How many lines in the listing below include the word "JSON"? Reply with the count alone.

□ □ □ □ □ □ □

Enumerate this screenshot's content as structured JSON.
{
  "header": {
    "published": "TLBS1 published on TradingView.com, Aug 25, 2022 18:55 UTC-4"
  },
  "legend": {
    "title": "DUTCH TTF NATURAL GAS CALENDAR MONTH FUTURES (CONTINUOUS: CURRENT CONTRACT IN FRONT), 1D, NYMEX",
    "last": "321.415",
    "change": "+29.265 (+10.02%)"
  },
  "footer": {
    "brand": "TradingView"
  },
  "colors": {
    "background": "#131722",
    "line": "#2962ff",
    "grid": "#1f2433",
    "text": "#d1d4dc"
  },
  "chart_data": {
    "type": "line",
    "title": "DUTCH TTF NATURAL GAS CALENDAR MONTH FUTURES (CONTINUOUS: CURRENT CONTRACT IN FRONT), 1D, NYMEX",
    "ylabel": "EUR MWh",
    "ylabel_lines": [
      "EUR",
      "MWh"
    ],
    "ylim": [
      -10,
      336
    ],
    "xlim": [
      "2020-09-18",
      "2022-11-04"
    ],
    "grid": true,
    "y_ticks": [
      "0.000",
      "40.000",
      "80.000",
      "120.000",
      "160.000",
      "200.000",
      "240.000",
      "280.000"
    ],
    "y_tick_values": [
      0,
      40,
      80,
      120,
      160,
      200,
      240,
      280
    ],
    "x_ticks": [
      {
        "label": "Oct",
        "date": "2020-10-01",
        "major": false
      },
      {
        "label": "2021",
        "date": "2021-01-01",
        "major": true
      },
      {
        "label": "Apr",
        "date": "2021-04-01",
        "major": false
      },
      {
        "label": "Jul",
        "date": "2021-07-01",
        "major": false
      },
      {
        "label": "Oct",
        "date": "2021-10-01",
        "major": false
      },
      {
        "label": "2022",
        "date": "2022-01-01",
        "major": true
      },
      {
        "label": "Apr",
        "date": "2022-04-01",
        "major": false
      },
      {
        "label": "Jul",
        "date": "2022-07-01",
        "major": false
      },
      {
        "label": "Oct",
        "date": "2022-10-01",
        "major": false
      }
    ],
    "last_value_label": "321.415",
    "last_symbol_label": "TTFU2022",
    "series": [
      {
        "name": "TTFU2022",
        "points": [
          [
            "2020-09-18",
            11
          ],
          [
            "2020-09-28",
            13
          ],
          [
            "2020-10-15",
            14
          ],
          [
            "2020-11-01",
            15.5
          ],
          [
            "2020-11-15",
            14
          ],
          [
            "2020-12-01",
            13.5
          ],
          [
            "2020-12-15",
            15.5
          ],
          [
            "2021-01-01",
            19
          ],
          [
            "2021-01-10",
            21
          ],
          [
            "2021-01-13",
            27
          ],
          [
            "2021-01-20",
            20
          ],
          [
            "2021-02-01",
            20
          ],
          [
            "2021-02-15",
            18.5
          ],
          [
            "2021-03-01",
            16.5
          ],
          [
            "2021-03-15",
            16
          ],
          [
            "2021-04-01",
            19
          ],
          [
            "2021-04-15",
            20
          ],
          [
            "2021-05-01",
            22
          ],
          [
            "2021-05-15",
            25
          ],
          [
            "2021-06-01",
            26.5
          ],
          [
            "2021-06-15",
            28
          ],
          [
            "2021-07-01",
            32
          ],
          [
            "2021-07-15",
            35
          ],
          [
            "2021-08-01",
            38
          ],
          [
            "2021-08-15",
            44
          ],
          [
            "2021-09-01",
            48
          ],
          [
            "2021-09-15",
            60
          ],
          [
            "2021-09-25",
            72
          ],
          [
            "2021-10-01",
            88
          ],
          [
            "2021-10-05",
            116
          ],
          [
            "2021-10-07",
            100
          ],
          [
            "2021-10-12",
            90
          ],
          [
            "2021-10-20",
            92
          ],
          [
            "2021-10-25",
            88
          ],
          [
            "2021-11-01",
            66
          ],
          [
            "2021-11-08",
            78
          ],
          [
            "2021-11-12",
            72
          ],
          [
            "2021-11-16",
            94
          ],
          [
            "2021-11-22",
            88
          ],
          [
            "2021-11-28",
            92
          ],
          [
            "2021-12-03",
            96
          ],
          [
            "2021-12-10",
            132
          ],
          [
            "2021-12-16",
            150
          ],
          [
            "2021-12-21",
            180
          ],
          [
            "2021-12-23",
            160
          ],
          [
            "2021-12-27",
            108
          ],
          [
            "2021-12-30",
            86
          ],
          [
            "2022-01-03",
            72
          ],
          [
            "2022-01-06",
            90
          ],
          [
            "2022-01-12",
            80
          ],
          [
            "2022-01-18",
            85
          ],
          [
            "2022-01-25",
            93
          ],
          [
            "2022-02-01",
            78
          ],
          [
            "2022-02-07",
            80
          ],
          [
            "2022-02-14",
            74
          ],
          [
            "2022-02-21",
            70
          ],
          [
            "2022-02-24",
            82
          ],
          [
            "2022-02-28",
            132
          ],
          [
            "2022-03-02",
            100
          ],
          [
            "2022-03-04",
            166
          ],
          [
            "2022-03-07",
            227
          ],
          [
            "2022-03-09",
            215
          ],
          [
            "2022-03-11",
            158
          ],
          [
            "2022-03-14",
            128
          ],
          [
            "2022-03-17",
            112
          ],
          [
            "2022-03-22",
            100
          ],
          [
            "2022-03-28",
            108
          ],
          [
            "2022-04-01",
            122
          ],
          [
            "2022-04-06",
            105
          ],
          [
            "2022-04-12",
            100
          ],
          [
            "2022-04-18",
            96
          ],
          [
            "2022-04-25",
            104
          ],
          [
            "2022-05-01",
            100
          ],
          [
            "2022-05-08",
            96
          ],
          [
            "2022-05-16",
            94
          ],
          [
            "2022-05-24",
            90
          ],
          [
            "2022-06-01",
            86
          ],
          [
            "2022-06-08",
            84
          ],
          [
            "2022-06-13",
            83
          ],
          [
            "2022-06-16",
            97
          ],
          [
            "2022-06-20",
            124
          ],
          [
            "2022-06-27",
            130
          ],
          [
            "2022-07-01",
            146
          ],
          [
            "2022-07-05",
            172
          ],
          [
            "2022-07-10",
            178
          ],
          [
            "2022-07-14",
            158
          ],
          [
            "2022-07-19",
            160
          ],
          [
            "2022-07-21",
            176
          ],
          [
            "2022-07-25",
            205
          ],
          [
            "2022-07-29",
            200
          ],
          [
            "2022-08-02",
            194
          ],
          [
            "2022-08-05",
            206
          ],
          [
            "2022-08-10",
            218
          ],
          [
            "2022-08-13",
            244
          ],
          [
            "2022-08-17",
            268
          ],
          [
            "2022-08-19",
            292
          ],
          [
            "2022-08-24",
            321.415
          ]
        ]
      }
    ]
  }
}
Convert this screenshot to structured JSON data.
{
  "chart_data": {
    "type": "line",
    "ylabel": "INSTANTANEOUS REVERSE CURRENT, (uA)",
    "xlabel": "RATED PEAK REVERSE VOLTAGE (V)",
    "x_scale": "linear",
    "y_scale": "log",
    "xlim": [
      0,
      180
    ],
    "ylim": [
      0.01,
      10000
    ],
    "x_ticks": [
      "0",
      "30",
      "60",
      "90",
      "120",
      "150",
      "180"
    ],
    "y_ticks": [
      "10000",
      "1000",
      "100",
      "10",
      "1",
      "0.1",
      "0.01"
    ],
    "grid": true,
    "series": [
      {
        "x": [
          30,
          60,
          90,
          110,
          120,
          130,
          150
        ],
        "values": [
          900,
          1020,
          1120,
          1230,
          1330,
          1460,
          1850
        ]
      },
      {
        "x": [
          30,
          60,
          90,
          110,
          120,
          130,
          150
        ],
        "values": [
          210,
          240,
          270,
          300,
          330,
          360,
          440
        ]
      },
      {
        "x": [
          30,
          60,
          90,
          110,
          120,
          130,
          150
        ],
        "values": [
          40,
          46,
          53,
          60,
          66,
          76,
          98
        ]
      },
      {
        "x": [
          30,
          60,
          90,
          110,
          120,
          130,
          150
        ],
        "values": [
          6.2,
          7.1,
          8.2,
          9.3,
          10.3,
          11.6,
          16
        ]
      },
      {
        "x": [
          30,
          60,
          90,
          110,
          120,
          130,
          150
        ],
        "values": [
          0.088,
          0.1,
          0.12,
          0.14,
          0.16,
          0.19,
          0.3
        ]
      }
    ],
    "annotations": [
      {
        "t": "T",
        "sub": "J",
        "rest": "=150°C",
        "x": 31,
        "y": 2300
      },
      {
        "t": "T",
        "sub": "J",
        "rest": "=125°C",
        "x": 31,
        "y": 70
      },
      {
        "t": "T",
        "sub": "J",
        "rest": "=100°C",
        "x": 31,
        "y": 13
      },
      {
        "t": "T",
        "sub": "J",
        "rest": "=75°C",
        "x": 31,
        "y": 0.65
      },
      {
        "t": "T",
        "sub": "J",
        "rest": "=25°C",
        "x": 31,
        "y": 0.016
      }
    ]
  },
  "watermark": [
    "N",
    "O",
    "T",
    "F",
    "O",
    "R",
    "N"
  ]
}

□ □ □ □ □ □ □

**TASK OUTPUT:**
2